Will you print the material below without altering a single character?

--------

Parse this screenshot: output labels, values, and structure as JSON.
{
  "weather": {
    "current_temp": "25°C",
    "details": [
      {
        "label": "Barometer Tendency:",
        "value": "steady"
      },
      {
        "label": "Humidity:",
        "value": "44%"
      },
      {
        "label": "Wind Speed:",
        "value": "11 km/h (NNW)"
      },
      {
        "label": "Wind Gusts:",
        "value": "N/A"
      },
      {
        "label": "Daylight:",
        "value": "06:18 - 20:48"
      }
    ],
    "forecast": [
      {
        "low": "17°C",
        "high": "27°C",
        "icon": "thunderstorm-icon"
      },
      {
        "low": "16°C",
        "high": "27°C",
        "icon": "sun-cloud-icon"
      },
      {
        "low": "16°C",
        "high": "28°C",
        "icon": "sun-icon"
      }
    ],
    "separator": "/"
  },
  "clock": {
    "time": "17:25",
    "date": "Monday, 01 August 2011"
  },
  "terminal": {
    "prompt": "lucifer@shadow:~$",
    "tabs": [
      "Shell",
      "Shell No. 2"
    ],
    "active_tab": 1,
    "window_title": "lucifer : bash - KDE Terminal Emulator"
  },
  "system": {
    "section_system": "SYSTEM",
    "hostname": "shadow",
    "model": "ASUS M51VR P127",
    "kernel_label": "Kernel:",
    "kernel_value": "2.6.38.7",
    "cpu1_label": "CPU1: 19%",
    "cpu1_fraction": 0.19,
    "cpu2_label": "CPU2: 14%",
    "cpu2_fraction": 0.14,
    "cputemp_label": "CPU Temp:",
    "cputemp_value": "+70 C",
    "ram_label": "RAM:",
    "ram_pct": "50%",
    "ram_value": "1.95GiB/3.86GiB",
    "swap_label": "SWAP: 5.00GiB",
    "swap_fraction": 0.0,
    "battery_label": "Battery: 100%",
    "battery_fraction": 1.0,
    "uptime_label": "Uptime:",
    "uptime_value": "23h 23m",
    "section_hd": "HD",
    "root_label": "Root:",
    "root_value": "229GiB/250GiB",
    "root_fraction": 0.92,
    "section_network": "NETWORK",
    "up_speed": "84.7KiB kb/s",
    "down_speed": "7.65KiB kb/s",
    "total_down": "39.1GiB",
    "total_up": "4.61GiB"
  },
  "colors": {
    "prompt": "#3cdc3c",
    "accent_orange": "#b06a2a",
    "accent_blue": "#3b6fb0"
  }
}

--------

Full response =
Parse this screenshot: output labels, values, and structure as JSON.
{
  "weather": {
    "current_temp": "25°C",
    "details": [
      {
        "label": "Barometer Tendency:",
        "value": "steady"
      },
      {
        "label": "Humidity:",
        "value": "44%"
      },
      {
        "label": "Wind Speed:",
        "value": "11 km/h (NNW)"
      },
      {
        "label": "Wind Gusts:",
        "value": "N/A"
      },
      {
        "label": "Daylight:",
        "value": "06:18 - 20:48"
      }
    ],
    "forecast": [
      {
        "low": "17°C",
        "high": "27°C",
        "icon": "thunderstorm-icon"
      },
      {
        "low": "16°C",
        "high": "27°C",
        "icon": "sun-cloud-icon"
      },
      {
        "low": "16°C",
        "high": "28°C",
        "icon": "sun-icon"
      }
    ],
    "separator": "/"
  },
  "clock": {
    "time": "17:25",
    "date": "Monday, 01 August 2011"
  },
  "terminal": {
    "prompt": "lucifer@shadow:~$",
    "tabs": [
      "Shell",
      "Shell No. 2"
    ],
    "active_tab": 1,
    "window_title": "lucifer : bash - KDE Terminal Emulator"
  },
  "system": {
    "section_system": "SYSTEM",
    "hostname": "shadow",
    "model": "ASUS M51VR P127",
    "kernel_label": "Kernel:",
    "kernel_value": "2.6.38.7",
    "cpu1_label": "CPU1: 19%",
    "cpu1_fraction": 0.19,
    "cpu2_label": "CPU2: 14%",
    "cpu2_fraction": 0.14,
    "cputemp_label": "CPU Temp:",
    "cputemp_value": "+70 C",
    "ram_label": "RAM:",
    "ram_pct": "50%",
    "ram_value": "1.95GiB/3.86GiB",
    "swap_label": "SWAP: 5.00GiB",
    "swap_fraction": 0.0,
    "battery_label": "Battery: 100%",
    "battery_fraction": 1.0,
    "uptime_label": "Uptime:",
    "uptime_value": "23h 23m",
    "section_hd": "HD",
    "root_label": "Root:",
    "root_value": "229GiB/250GiB",
    "root_fraction": 0.92,
    "section_network": "NETWORK",
    "up_speed": "84.7KiB kb/s",
    "down_speed": "7.65KiB kb/s",
    "total_down": "39.1GiB",
    "total_up": "4.61GiB"
  },
  "colors": {
    "prompt": "#3cdc3c",
    "accent_orange": "#b06a2a",
    "accent_blue": "#3b6fb0"
  }
}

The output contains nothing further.